## Record excerpts

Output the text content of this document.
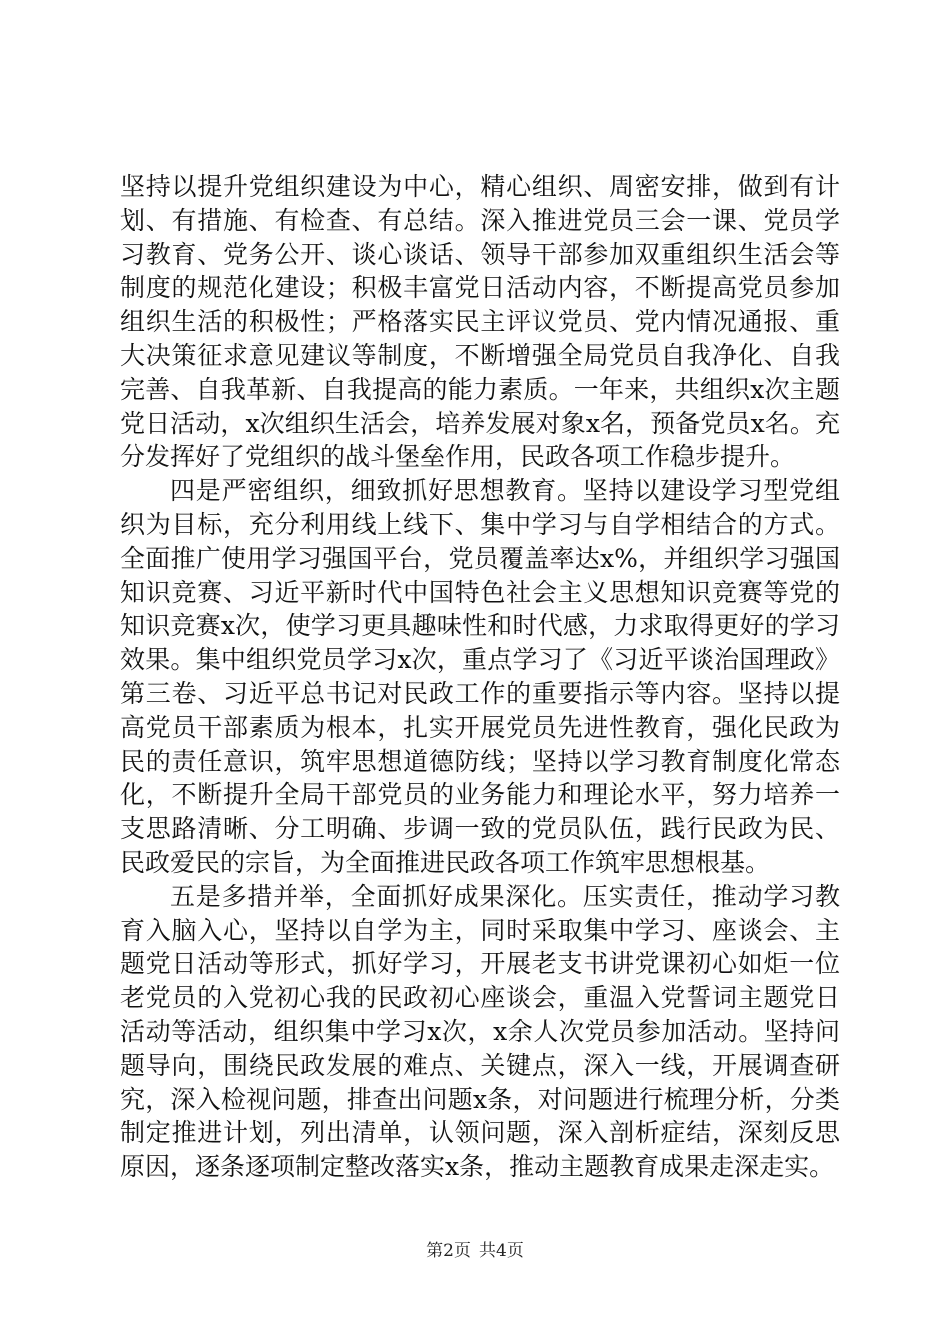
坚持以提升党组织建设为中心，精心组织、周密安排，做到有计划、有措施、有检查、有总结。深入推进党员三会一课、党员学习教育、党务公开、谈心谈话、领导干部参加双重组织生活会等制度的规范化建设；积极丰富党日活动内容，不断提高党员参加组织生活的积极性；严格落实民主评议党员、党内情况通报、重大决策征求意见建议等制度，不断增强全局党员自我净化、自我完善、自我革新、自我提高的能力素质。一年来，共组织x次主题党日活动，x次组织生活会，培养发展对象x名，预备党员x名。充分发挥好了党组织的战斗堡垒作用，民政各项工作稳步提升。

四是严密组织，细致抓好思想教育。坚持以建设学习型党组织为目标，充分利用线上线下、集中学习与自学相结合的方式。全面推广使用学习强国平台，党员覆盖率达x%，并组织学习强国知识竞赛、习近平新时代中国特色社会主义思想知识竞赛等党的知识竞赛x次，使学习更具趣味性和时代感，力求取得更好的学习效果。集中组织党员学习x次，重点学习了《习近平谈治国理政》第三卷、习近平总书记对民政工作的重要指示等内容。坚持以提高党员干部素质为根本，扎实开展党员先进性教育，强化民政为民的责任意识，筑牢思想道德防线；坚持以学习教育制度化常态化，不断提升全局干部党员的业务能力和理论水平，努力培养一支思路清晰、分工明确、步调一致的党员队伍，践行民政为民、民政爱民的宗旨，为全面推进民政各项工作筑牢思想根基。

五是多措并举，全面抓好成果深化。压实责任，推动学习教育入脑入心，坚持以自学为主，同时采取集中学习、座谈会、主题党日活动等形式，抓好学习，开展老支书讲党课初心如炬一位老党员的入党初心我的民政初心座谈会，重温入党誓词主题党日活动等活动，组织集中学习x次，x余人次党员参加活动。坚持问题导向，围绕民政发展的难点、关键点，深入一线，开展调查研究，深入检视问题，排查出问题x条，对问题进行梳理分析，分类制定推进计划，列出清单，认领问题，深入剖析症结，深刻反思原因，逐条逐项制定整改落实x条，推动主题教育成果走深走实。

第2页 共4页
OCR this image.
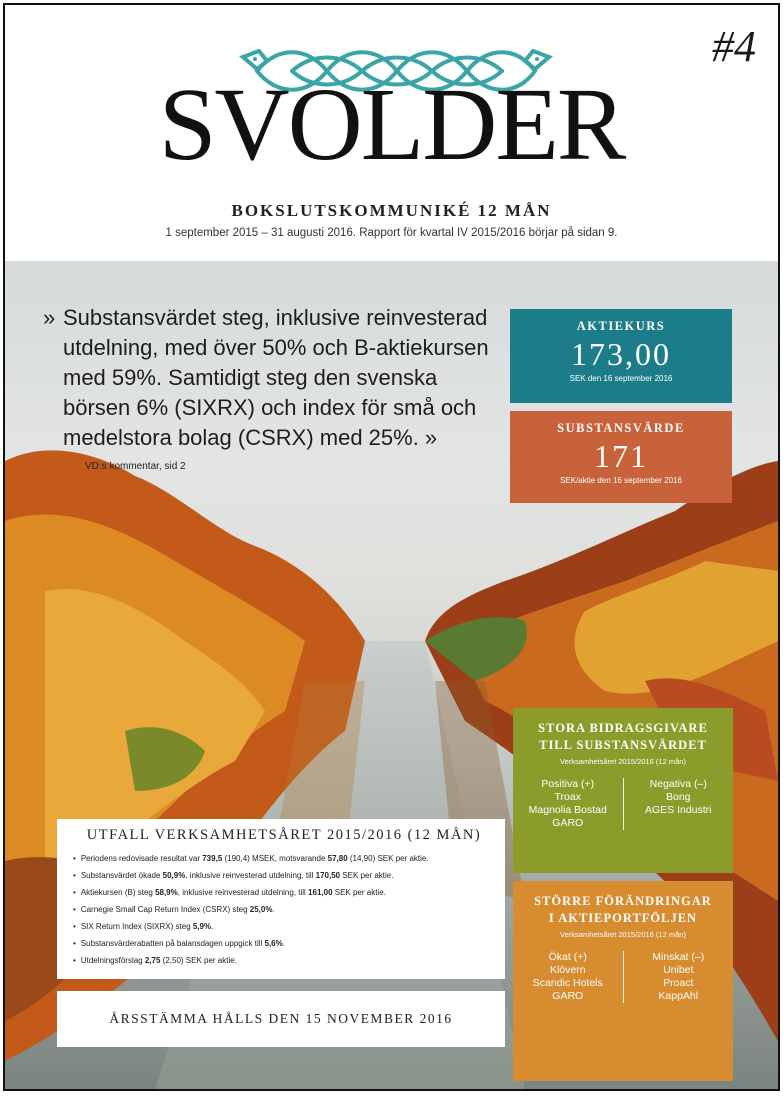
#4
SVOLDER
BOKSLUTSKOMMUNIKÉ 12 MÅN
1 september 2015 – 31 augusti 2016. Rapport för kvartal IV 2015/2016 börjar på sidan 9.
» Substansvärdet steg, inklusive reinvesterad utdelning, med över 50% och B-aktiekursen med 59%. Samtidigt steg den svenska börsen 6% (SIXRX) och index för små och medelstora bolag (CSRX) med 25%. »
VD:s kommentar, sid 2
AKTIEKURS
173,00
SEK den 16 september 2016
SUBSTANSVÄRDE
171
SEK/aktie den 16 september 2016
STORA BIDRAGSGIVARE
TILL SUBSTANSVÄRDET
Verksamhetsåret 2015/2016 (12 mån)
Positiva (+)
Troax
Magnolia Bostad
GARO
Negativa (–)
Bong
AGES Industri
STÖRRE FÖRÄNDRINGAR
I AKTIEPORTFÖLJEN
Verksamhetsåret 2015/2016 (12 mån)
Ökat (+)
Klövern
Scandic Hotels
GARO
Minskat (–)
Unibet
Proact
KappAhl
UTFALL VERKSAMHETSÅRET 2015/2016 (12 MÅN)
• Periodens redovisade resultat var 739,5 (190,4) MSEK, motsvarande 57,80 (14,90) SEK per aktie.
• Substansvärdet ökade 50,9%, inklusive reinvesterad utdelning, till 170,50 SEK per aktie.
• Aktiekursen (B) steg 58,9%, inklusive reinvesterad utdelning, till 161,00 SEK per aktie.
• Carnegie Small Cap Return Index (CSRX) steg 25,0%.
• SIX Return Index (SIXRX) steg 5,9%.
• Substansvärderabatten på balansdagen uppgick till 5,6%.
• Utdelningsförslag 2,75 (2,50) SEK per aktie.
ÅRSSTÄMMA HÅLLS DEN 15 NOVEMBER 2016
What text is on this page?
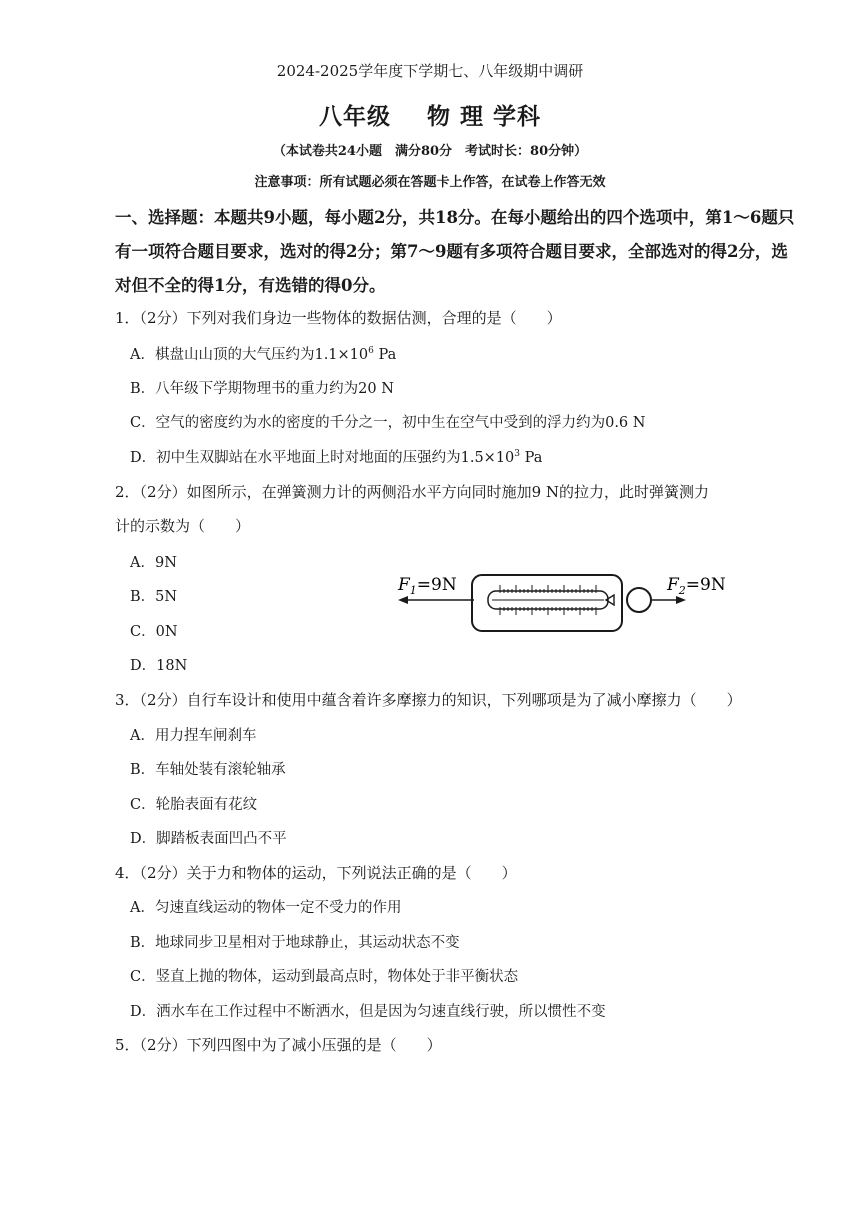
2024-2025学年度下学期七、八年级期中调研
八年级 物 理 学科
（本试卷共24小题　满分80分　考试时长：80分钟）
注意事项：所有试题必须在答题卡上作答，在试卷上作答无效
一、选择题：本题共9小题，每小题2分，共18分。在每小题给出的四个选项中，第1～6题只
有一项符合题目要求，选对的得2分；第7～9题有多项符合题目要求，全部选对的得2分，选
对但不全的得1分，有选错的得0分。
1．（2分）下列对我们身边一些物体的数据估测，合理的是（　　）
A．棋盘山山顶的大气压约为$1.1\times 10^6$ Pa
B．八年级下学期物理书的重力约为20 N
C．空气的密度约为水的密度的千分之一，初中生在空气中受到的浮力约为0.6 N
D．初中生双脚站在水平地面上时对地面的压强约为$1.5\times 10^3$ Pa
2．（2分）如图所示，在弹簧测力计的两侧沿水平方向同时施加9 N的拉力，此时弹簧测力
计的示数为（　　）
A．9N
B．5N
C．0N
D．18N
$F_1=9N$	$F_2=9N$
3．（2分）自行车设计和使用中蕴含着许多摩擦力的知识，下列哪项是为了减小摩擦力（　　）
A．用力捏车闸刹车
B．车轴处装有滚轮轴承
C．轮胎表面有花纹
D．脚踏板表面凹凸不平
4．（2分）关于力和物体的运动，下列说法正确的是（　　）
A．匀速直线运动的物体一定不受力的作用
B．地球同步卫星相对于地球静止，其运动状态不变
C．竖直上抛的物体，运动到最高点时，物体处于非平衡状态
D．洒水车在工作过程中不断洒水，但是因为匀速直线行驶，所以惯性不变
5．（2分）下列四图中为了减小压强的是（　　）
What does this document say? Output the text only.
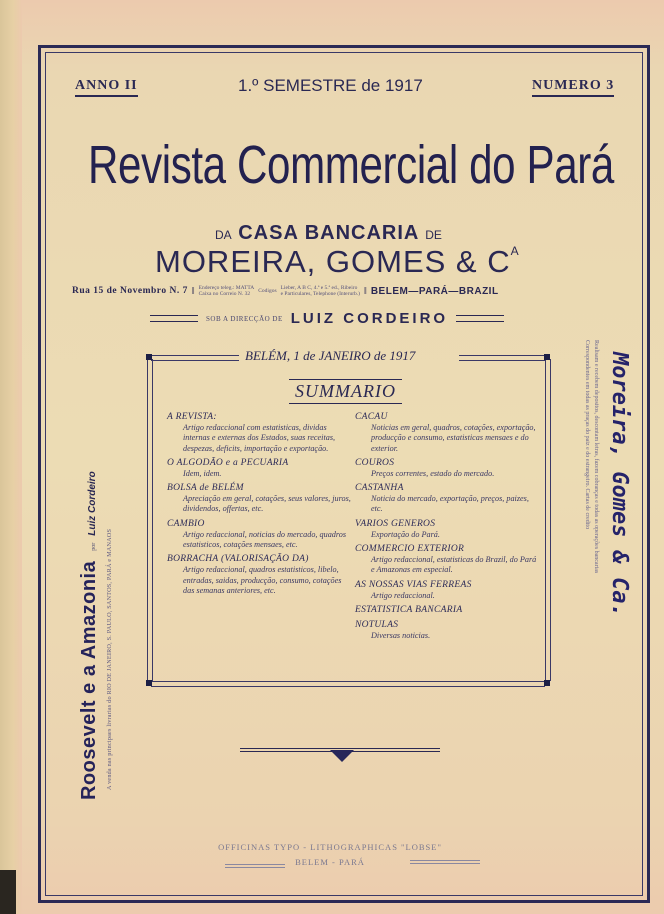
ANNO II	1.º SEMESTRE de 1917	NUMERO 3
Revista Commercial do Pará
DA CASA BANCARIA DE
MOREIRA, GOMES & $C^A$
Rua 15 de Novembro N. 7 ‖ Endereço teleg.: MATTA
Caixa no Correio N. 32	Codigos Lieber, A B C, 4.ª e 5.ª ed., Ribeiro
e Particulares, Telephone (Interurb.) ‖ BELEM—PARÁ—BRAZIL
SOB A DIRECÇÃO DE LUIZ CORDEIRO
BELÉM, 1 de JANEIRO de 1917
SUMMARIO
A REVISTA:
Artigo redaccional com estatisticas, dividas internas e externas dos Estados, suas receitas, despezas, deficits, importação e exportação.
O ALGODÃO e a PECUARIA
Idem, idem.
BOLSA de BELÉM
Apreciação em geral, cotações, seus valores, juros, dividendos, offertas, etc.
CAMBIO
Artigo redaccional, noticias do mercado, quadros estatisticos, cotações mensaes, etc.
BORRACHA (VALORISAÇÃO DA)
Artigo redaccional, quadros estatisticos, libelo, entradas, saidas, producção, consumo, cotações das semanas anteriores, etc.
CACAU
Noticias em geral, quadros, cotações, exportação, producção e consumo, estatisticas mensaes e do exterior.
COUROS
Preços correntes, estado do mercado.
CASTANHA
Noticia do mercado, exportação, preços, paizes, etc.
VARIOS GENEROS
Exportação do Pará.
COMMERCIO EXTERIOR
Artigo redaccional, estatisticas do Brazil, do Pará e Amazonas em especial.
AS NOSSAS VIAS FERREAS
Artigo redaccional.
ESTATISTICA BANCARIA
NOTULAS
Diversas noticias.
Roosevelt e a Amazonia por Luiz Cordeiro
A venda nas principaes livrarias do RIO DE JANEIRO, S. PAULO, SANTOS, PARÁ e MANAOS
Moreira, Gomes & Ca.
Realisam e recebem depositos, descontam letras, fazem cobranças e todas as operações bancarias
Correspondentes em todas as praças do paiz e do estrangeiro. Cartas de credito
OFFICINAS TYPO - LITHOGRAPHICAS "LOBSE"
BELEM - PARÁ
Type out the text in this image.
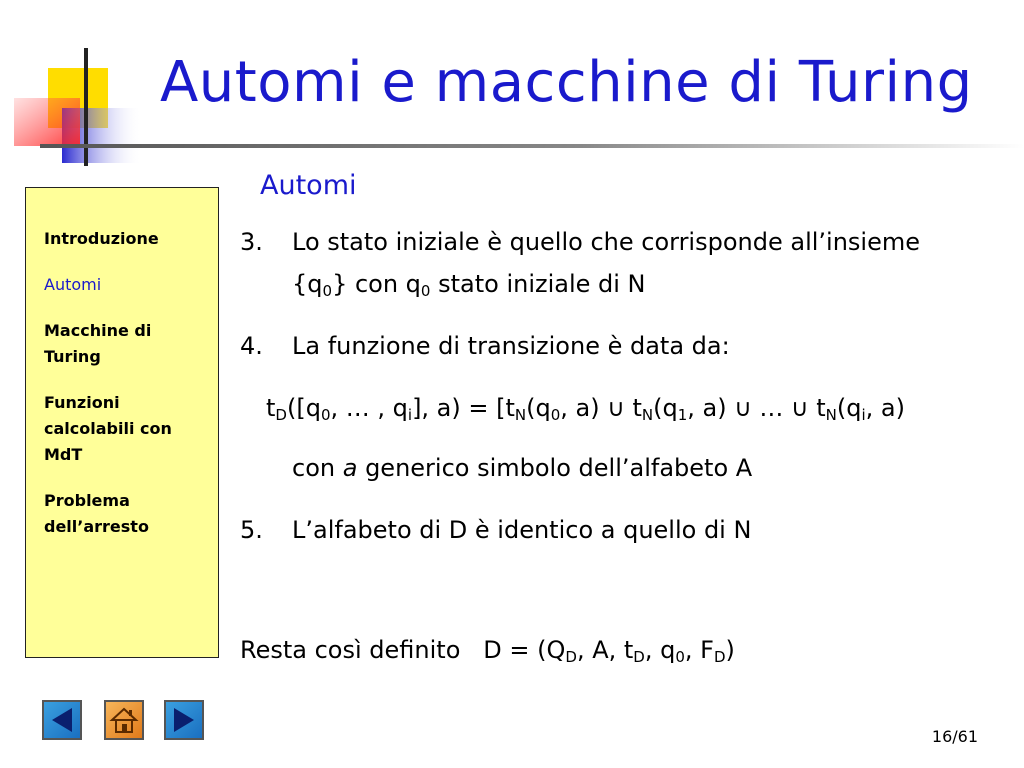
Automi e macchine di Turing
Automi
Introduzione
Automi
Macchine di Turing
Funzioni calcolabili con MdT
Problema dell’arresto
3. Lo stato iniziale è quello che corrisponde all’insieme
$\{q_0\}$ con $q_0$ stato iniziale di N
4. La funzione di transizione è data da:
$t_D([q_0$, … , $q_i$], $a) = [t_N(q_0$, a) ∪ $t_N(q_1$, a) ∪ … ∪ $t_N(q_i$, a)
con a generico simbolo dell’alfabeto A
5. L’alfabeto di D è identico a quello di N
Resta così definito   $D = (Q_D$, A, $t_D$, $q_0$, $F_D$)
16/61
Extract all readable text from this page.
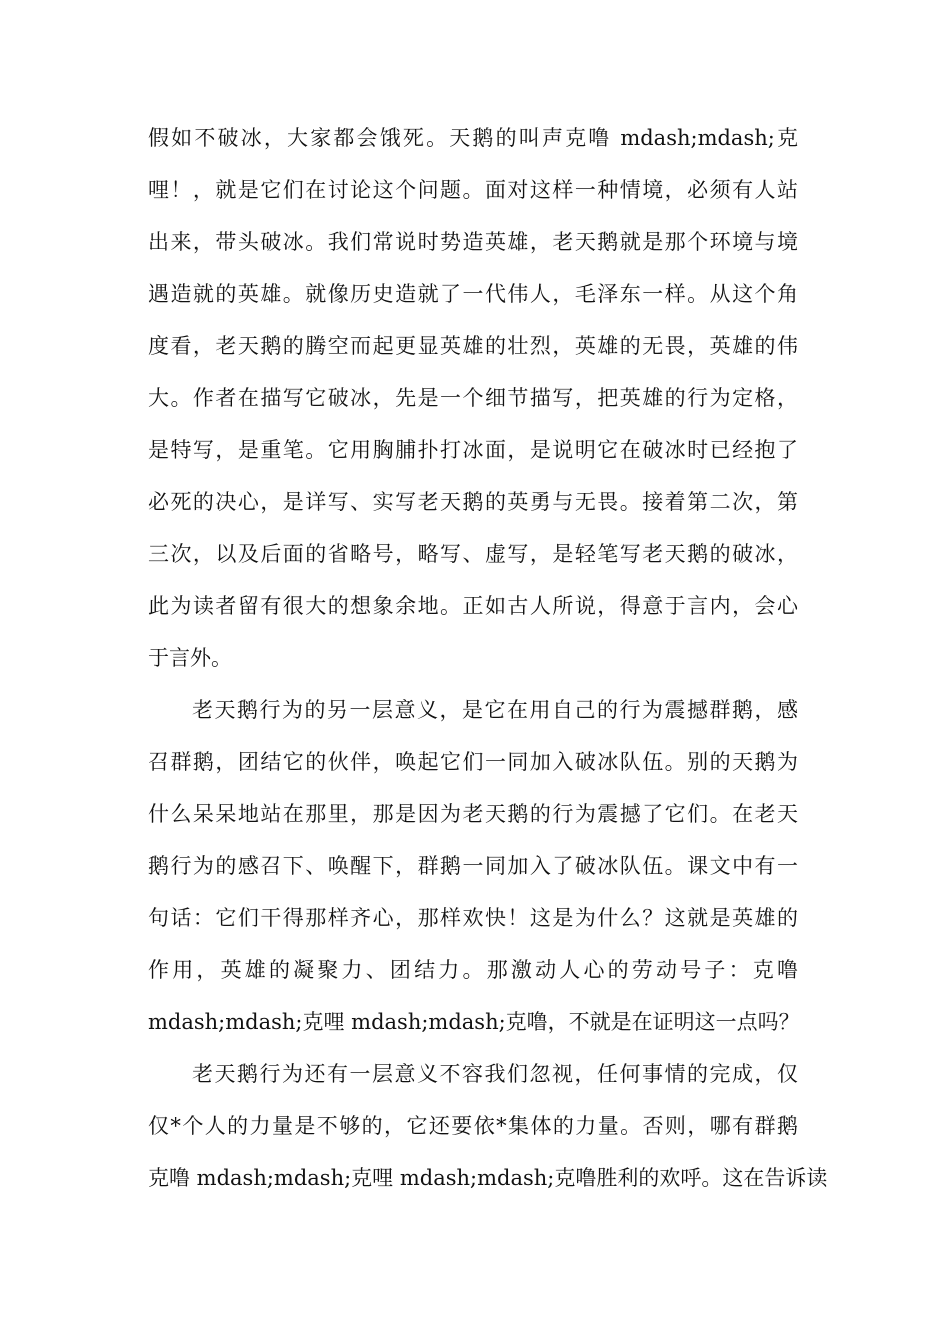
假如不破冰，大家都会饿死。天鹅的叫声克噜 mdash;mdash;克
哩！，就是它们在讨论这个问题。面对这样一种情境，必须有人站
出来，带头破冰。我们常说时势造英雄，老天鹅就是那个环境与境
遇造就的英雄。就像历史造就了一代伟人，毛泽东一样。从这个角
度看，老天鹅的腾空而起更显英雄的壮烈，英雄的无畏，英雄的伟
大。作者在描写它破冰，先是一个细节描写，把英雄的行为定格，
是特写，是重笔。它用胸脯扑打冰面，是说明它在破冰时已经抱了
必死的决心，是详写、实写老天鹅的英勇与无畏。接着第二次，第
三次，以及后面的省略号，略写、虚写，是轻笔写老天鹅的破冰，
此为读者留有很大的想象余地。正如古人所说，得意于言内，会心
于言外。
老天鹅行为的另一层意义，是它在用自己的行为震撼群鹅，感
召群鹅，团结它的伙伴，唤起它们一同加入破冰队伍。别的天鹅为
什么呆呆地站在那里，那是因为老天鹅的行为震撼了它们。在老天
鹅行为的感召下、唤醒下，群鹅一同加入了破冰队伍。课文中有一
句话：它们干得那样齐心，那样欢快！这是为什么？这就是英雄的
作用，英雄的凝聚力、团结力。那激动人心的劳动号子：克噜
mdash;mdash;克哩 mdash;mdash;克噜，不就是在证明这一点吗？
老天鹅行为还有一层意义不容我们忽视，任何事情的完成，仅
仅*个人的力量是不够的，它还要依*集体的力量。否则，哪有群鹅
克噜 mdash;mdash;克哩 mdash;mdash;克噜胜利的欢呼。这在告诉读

## Required task
Your answer should be a single number: the count of lines that contain "steg".

## Task solution
4